» SUPPLIED RECORDS:
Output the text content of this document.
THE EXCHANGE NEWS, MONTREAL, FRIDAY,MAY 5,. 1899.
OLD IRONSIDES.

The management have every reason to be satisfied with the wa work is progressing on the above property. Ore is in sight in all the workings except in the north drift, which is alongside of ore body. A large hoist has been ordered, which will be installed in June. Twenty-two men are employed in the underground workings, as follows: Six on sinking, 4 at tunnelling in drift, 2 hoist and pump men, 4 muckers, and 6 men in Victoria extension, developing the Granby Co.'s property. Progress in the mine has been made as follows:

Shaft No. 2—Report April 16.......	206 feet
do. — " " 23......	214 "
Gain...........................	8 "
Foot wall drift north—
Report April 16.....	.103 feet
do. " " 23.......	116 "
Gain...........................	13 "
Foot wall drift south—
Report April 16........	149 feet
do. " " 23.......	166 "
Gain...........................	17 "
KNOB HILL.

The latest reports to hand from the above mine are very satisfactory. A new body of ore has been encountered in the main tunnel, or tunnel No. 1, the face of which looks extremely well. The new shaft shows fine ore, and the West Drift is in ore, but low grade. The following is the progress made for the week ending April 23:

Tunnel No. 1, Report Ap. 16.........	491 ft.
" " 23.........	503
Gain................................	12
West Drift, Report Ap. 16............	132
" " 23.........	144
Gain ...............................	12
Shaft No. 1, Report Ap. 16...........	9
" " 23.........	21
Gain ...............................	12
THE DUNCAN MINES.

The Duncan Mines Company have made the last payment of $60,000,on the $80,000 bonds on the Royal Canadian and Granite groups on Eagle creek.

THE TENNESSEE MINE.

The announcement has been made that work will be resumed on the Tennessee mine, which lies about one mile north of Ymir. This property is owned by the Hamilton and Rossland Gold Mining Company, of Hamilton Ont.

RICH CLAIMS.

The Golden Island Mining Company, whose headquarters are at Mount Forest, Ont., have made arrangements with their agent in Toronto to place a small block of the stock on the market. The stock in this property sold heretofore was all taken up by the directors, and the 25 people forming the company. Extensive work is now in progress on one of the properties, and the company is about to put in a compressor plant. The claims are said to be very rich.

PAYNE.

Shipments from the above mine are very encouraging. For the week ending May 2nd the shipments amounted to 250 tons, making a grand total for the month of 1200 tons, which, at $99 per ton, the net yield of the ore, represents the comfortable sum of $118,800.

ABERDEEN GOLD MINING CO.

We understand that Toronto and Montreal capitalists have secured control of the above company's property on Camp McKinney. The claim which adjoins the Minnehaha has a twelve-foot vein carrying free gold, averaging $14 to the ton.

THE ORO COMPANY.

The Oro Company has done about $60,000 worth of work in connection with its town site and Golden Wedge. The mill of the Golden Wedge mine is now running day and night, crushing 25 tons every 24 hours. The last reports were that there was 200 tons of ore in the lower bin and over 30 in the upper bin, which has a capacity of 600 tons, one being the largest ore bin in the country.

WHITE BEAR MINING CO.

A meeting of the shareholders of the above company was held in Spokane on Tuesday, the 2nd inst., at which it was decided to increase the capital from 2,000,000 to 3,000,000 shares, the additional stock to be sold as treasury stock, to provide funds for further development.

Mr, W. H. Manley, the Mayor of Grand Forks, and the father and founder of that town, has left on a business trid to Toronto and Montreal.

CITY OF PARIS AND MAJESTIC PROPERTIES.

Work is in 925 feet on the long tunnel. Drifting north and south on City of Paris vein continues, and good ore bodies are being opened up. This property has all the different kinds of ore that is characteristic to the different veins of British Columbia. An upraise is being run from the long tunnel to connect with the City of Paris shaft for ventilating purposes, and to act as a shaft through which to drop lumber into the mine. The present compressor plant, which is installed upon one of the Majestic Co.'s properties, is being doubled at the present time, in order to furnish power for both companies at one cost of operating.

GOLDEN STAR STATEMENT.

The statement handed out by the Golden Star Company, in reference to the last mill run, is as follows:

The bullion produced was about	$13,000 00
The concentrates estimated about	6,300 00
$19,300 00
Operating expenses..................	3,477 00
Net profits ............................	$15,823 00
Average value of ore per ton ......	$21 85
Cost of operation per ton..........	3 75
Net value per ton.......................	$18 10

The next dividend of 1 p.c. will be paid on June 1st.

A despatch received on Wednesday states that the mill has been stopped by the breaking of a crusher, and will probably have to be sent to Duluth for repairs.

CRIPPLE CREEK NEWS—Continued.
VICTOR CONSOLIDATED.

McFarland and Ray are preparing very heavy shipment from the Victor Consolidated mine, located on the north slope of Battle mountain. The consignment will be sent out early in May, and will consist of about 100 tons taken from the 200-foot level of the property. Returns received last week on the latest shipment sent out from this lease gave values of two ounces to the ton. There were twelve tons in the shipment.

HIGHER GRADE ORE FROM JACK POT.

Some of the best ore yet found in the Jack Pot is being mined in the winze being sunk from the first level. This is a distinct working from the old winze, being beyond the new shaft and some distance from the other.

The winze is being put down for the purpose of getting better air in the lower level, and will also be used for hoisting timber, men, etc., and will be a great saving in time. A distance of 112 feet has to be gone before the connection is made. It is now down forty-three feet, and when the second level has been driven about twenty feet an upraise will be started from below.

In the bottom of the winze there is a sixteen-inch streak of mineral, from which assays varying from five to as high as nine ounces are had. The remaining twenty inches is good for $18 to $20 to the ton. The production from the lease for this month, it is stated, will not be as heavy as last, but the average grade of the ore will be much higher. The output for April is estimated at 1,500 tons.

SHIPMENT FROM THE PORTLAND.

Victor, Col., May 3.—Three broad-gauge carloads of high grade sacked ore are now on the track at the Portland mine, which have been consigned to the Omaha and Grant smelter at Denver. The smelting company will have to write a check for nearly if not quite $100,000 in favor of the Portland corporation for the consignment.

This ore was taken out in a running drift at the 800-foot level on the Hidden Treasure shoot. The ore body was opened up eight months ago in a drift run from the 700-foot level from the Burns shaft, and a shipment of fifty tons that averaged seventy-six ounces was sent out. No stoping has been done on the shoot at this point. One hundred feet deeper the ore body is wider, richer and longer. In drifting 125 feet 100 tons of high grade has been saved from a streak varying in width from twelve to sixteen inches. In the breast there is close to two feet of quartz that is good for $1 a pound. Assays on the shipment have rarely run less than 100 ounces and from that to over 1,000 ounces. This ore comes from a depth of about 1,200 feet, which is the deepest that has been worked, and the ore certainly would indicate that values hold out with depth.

» ASSIGNED TASK: Repeat, word for word, all of the data shown above.

» ANSWER FOR THIS EXERCISE:
Output the text content of this document.
THE EXCHANGE NEWS, MONTREAL, FRIDAY,MAY 5,. 1899.
OLD IRONSIDES.

The management have every reason to be satisfied with the wa work is progressing on the above property. Ore is in sight in all the workings except in the north drift, which is alongside of ore body. A large hoist has been ordered, which will be installed in June. Twenty-two men are employed in the underground workings, as follows: Six on sinking, 4 at tunnelling in drift, 2 hoist and pump men, 4 muckers, and 6 men in Victoria extension, developing the Granby Co.'s property. Progress in the mine has been made as follows:

Shaft No. 2—Report April 16.......	206 feet
do. — " " 23......	214 "
Gain...........................	8 "
Foot wall drift north—
Report April 16.....	.103 feet
do. " " 23.......	116 "
Gain...........................	13 "
Foot wall drift south—
Report April 16........	149 feet
do. " " 23.......	166 "
Gain...........................	17 "
KNOB HILL.

The latest reports to hand from the above mine are very satisfactory. A new body of ore has been encountered in the main tunnel, or tunnel No. 1, the face of which looks extremely well. The new shaft shows fine ore, and the West Drift is in ore, but low grade. The following is the progress made for the week ending April 23:

Tunnel No. 1, Report Ap. 16.........	491 ft.
" " 23.........	503
Gain................................	12
West Drift, Report Ap. 16............	132
" " 23.........	144
Gain ...............................	12
Shaft No. 1, Report Ap. 16...........	9
" " 23.........	21
Gain ...............................	12
THE DUNCAN MINES.

The Duncan Mines Company have made the last payment of $60,000,on the $80,000 bonds on the Royal Canadian and Granite groups on Eagle creek.

THE TENNESSEE MINE.

The announcement has been made that work will be resumed on the Tennessee mine, which lies about one mile north of Ymir. This property is owned by the Hamilton and Rossland Gold Mining Company, of Hamilton Ont.

RICH CLAIMS.

The Golden Island Mining Company, whose headquarters are at Mount Forest, Ont., have made arrangements with their agent in Toronto to place a small block of the stock on the market. The stock in this property sold heretofore was all taken up by the directors, and the 25 people forming the company. Extensive work is now in progress on one of the properties, and the company is about to put in a compressor plant. The claims are said to be very rich.

PAYNE.

Shipments from the above mine are very encouraging. For the week ending May 2nd the shipments amounted to 250 tons, making a grand total for the month of 1200 tons, which, at $99 per ton, the net yield of the ore, represents the comfortable sum of $118,800.

ABERDEEN GOLD MINING CO.

We understand that Toronto and Montreal capitalists have secured control of the above company's property on Camp McKinney. The claim which adjoins the Minnehaha has a twelve-foot vein carrying free gold, averaging $14 to the ton.

THE ORO COMPANY.

The Oro Company has done about $60,000 worth of work in connection with its town site and Golden Wedge. The mill of the Golden Wedge mine is now running day and night, crushing 25 tons every 24 hours. The last reports were that there was 200 tons of ore in the lower bin and over 30 in the upper bin, which has a capacity of 600 tons, one being the largest ore bin in the country.

WHITE BEAR MINING CO.

A meeting of the shareholders of the above company was held in Spokane on Tuesday, the 2nd inst., at which it was decided to increase the capital from 2,000,000 to 3,000,000 shares, the additional stock to be sold as treasury stock, to provide funds for further development.

Mr, W. H. Manley, the Mayor of Grand Forks, and the father and founder of that town, has left on a business trid to Toronto and Montreal.

CITY OF PARIS AND MAJESTIC PROPERTIES.

Work is in 925 feet on the long tunnel. Drifting north and south on City of Paris vein continues, and good ore bodies are being opened up. This property has all the different kinds of ore that is characteristic to the different veins of British Columbia. An upraise is being run from the long tunnel to connect with the City of Paris shaft for ventilating purposes, and to act as a shaft through which to drop lumber into the mine. The present compressor plant, which is installed upon one of the Majestic Co.'s properties, is being doubled at the present time, in order to furnish power for both companies at one cost of operating.

GOLDEN STAR STATEMENT.

The statement handed out by the Golden Star Company, in reference to the last mill run, is as follows:

The bullion produced was about	$13,000 00
The concentrates estimated about	6,300 00
$19,300 00
Operating expenses..................	3,477 00
Net profits ............................	$15,823 00
Average value of ore per ton ......	$21 85
Cost of operation per ton..........	3 75
Net value per ton.......................	$18 10

The next dividend of 1 p.c. will be paid on June 1st.

A despatch received on Wednesday states that the mill has been stopped by the breaking of a crusher, and will probably have to be sent to Duluth for repairs.

CRIPPLE CREEK NEWS—Continued.
VICTOR CONSOLIDATED.

McFarland and Ray are preparing very heavy shipment from the Victor Consolidated mine, located on the north slope of Battle mountain. The consignment will be sent out early in May, and will consist of about 100 tons taken from the 200-foot level of the property. Returns received last week on the latest shipment sent out from this lease gave values of two ounces to the ton. There were twelve tons in the shipment.

HIGHER GRADE ORE FROM JACK POT.

Some of the best ore yet found in the Jack Pot is being mined in the winze being sunk from the first level. This is a distinct working from the old winze, being beyond the new shaft and some distance from the other.

The winze is being put down for the purpose of getting better air in the lower level, and will also be used for hoisting timber, men, etc., and will be a great saving in time. A distance of 112 feet has to be gone before the connection is made. It is now down forty-three feet, and when the second level has been driven about twenty feet an upraise will be started from below.

In the bottom of the winze there is a sixteen-inch streak of mineral, from which assays varying from five to as high as nine ounces are had. The remaining twenty inches is good for $18 to $20 to the ton. The production from the lease for this month, it is stated, will not be as heavy as last, but the average grade of the ore will be much higher. The output for April is estimated at 1,500 tons.

SHIPMENT FROM THE PORTLAND.

Victor, Col., May 3.—Three broad-gauge carloads of high grade sacked ore are now on the track at the Portland mine, which have been consigned to the Omaha and Grant smelter at Denver. The smelting company will have to write a check for nearly if not quite $100,000 in favor of the Portland corporation for the consignment.

This ore was taken out in a running drift at the 800-foot level on the Hidden Treasure shoot. The ore body was opened up eight months ago in a drift run from the 700-foot level from the Burns shaft, and a shipment of fifty tons that averaged seventy-six ounces was sent out. No stoping has been done on the shoot at this point. One hundred feet deeper the ore body is wider, richer and longer. In drifting 125 feet 100 tons of high grade has been saved from a streak varying in width from twelve to sixteen inches. In the breast there is close to two feet of quartz that is good for $1 a pound. Assays on the shipment have rarely run less than 100 ounces and from that to over 1,000 ounces. This ore comes from a depth of about 1,200 feet, which is the deepest that has been worked, and the ore certainly would indicate that values hold out with depth.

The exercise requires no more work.